Les woodaabe sont moins attachés à la vente du lait. Les transhumances d'assez grande amplitude sont systématiques. Ces éleveurs sont très spécialisés dans leur activité et seuls les plus anciens aspirent à imiter les djaafun en s'installant à proximité des villages et en développant des activités agricoles. Les activités pastorales en revanche ne sont jamais déléguées. Leurs animaux ne répondent qu'à leurs maîtres dont la vie pastorale est au coeur des préoccupations. L'autre préoccupation de ces éleveurs woodaabe, est de clarifier la question de la traversée des zones de chasse pour transhumer vers le Sud. Ces déplacements prêtent toujours à des transactions avec les gardes chasses qui n'offrent pas beaucoup de garanties lorsque les éleveurs sont interpellés dans les limites de ces zones cynégétiques.

ÉNONCÉ A: Quels lieux ou types de zones l'extrait sur les éleveurs woodaabe mentionne-t-il ? Citez-les tous.
L'extrait et les lignes n'ont pas la même origine.

DONNÉES DE TRAVAIL:
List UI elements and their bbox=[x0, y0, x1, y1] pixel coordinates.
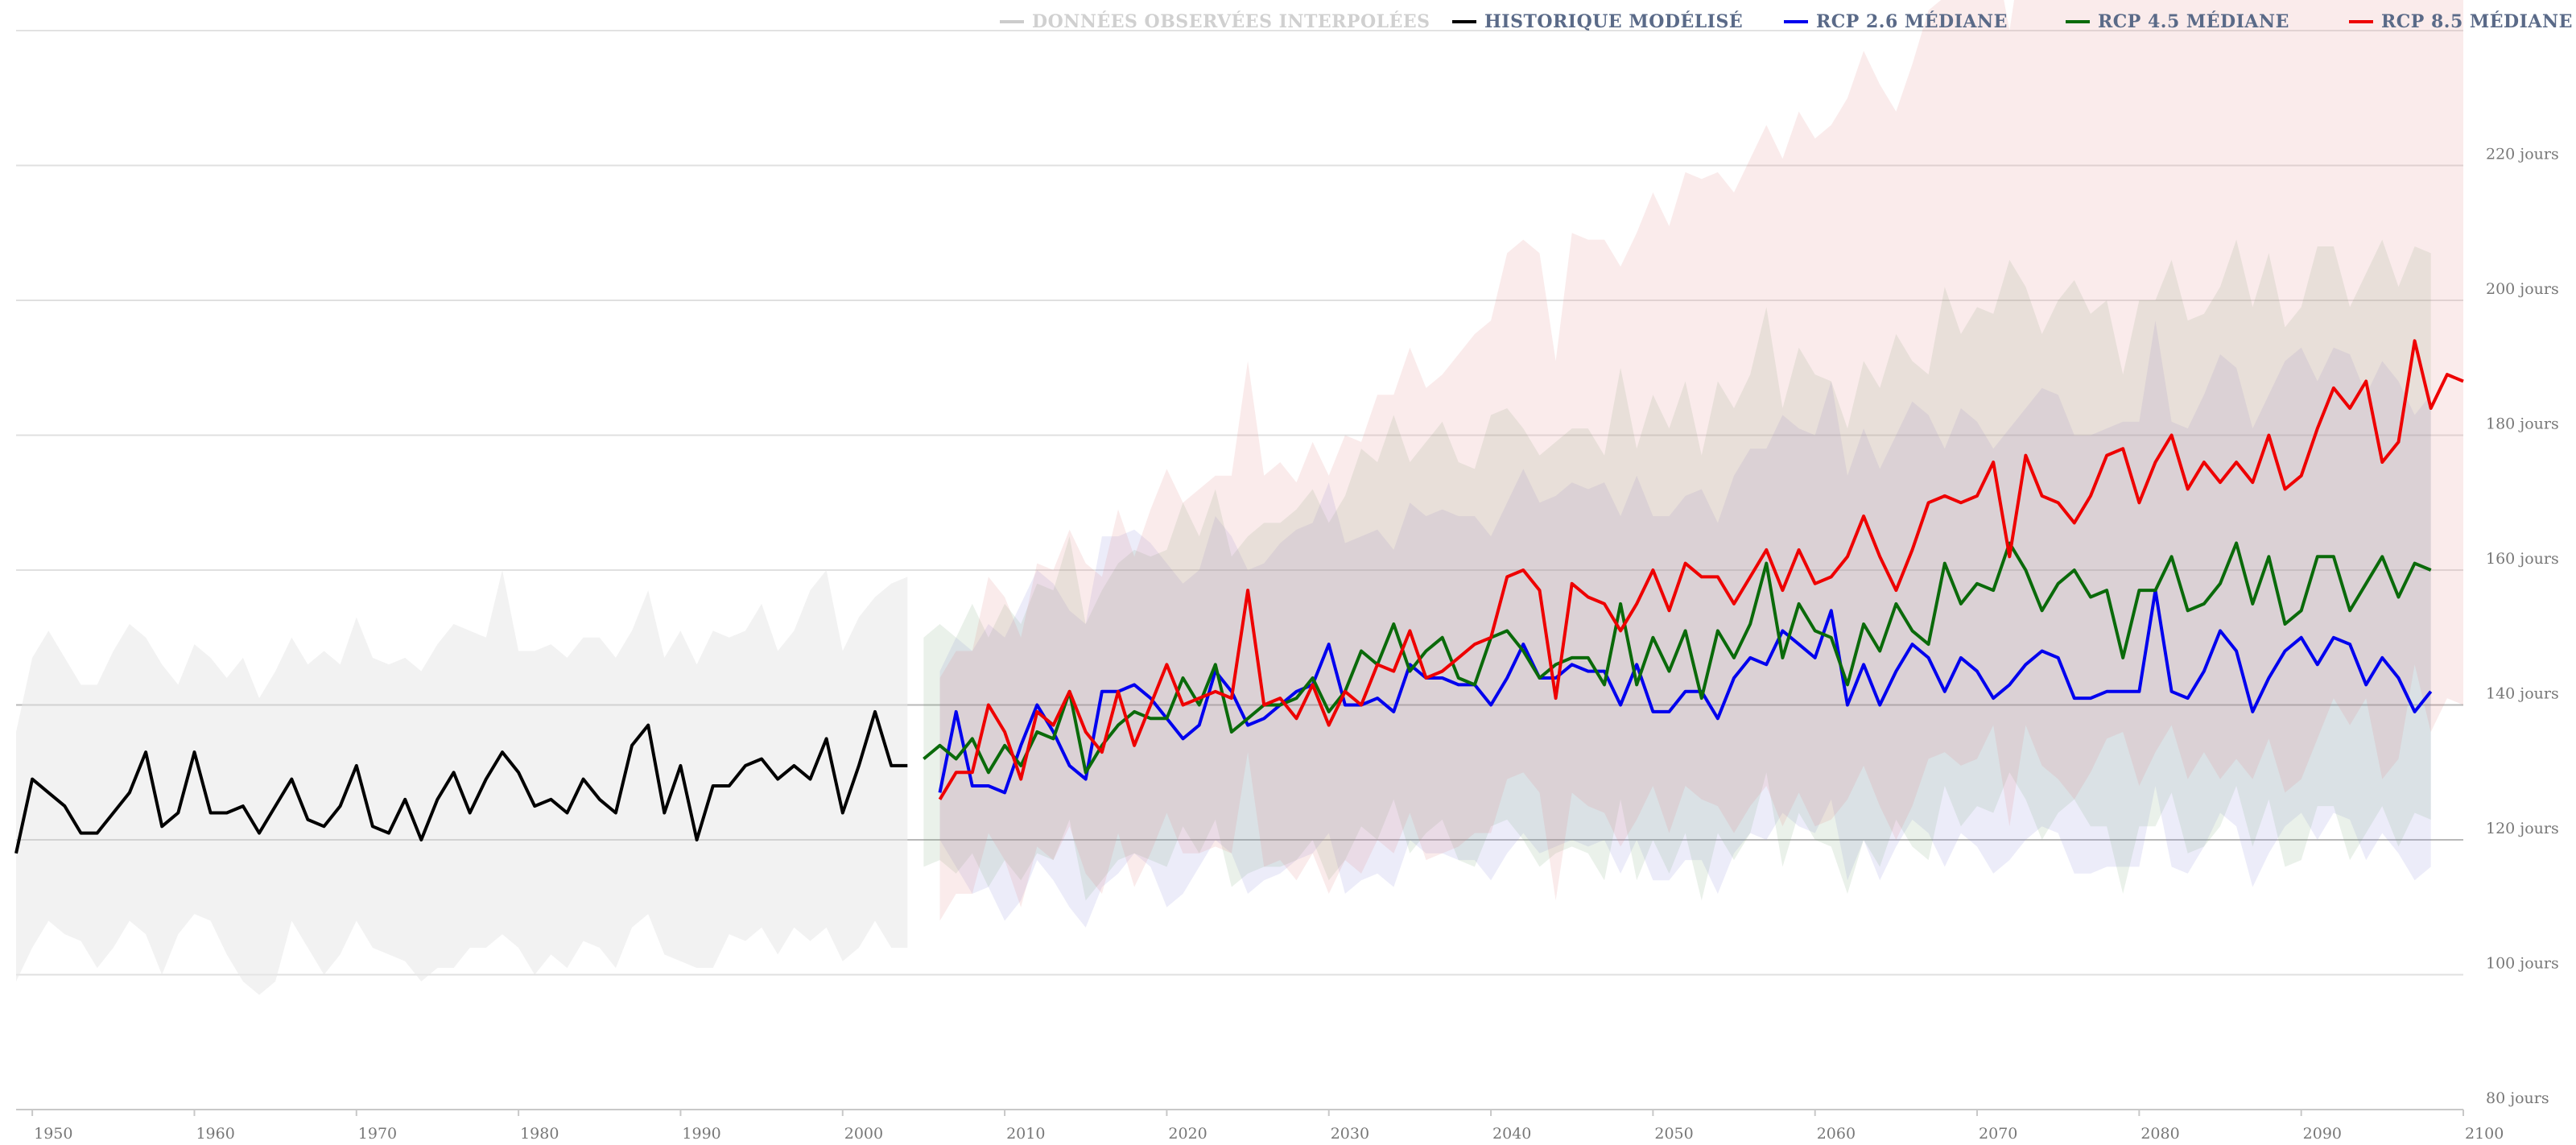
y-tick-label: 140 jours bbox=[2486, 685, 2559, 703]
legend-label-historique: HISTORIQUE MODÉLISÉ bbox=[1484, 11, 1744, 32]
legend-label-rcp85: RCP 8.5 MÉDIANE bbox=[2381, 11, 2573, 32]
hist-band bbox=[16, 570, 908, 995]
legend-item-historique[interactable]: HISTORIQUE MODÉLISÉ bbox=[1452, 11, 1743, 32]
legend-label-observed: DONNÉES OBSERVÉES INTERPOLÉES bbox=[1032, 11, 1430, 32]
y-tick-label: 160 jours bbox=[2486, 550, 2559, 568]
rcp26-band bbox=[939, 320, 2431, 928]
x-tick-label: 2000 bbox=[844, 1125, 883, 1143]
legend-item-rcp85[interactable]: RCP 8.5 MÉDIANE bbox=[2349, 11, 2573, 32]
legend: DONNÉES OBSERVÉES INTERPOLÉES HISTORIQUE… bbox=[0, 11, 2576, 37]
y-tick-label: 100 jours bbox=[2486, 955, 2559, 973]
x-tick-label: 2060 bbox=[1817, 1125, 1856, 1143]
rcp45-median-line[interactable] bbox=[923, 541, 2432, 775]
x-tick-label: 2050 bbox=[1654, 1125, 1693, 1143]
rcp45-band bbox=[923, 239, 2431, 901]
y-tick-label: 80 jours bbox=[2486, 1089, 2549, 1107]
y-tick-label: 120 jours bbox=[2486, 820, 2559, 837]
x-tick-label: 1970 bbox=[358, 1125, 397, 1143]
x-tick-label: 2080 bbox=[2140, 1125, 2179, 1143]
median-lines bbox=[14, 339, 2464, 854]
axes: 80 jours 100 jours 120 jours 140 jours 160 j… bbox=[16, 146, 2559, 1143]
y-tick-label: 200 jours bbox=[2486, 280, 2559, 298]
legend-label-rcp26: RCP 2.6 MÉDIANE bbox=[1816, 11, 2008, 32]
x-tick-label: 2070 bbox=[1979, 1125, 2017, 1143]
x-tick-label: 2090 bbox=[2303, 1125, 2342, 1143]
x-tick-label: 1950 bbox=[34, 1125, 72, 1143]
legend-item-rcp26[interactable]: RCP 2.6 MÉDIANE bbox=[1784, 11, 2008, 32]
rcp26-swatch-icon bbox=[1784, 20, 1808, 23]
rcp85-median-line[interactable] bbox=[938, 339, 2464, 800]
x-tick-label: 2100 bbox=[2465, 1125, 2504, 1143]
x-tick-label: 1990 bbox=[682, 1125, 720, 1143]
rcp85-band bbox=[939, 0, 2463, 921]
observed-swatch-icon bbox=[1000, 20, 1024, 23]
confidence-bands bbox=[16, 0, 2463, 995]
x-tick-label: 2040 bbox=[1492, 1125, 1531, 1143]
x-tick-label: 2010 bbox=[1006, 1125, 1045, 1143]
rcp26-median-line[interactable] bbox=[938, 589, 2433, 795]
x-tick-label: 1980 bbox=[520, 1125, 559, 1143]
rcp45-swatch-icon bbox=[2066, 20, 2090, 23]
x-tick-label: 2030 bbox=[1331, 1125, 1369, 1143]
legend-label-rcp45: RCP 4.5 MÉDIANE bbox=[2098, 11, 2289, 32]
historique-swatch-icon bbox=[1452, 20, 1476, 23]
legend-item-rcp45[interactable]: RCP 4.5 MÉDIANE bbox=[2066, 11, 2289, 32]
rcp85-swatch-icon bbox=[2349, 20, 2373, 23]
x-tick-label: 2020 bbox=[1168, 1125, 1207, 1143]
x-tick-label: 1960 bbox=[196, 1125, 234, 1143]
hist-median-line[interactable] bbox=[14, 709, 908, 854]
y-tick-label: 220 jours bbox=[2486, 146, 2559, 163]
legend-item-observed[interactable]: DONNÉES OBSERVÉES INTERPOLÉES bbox=[1000, 11, 1430, 32]
y-tick-label: 180 jours bbox=[2486, 415, 2559, 433]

ÉNONCÉ B: Recopiez à l'identique les lignes fournies, en commençant par celle qui contient "y-tick-label: 140 jours" et en terminant par celle qui contient "legend-item-rcp85[interactable]: RCP 8.5".

RÉPONSE ATTENDUE A:
- les villages
- les zones de chasse
- le Sud
- les zones cynégétiques

RÉPONSE ATTENDUE B:
y-tick-label: 140 jours bbox=[2486, 685, 2559, 703]
legend-label-historique: HISTORIQUE MODÉLISÉ bbox=[1484, 11, 1744, 32]
legend-label-rcp85: RCP 8.5 MÉDIANE bbox=[2381, 11, 2573, 32]
hist-band bbox=[16, 570, 908, 995]
legend-item-historique[interactable]: HISTORIQUE MODÉLISÉ bbox=[1452, 11, 1743, 32]
legend-label-observed: DONNÉES OBSERVÉES INTERPOLÉES bbox=[1032, 11, 1430, 32]
y-tick-label: 160 jours bbox=[2486, 550, 2559, 568]
rcp26-band bbox=[939, 320, 2431, 928]
x-tick-label: 2000 bbox=[844, 1125, 883, 1143]
legend-item-rcp85[interactable]: RCP 8.5 MÉDIANE bbox=[2349, 11, 2573, 32]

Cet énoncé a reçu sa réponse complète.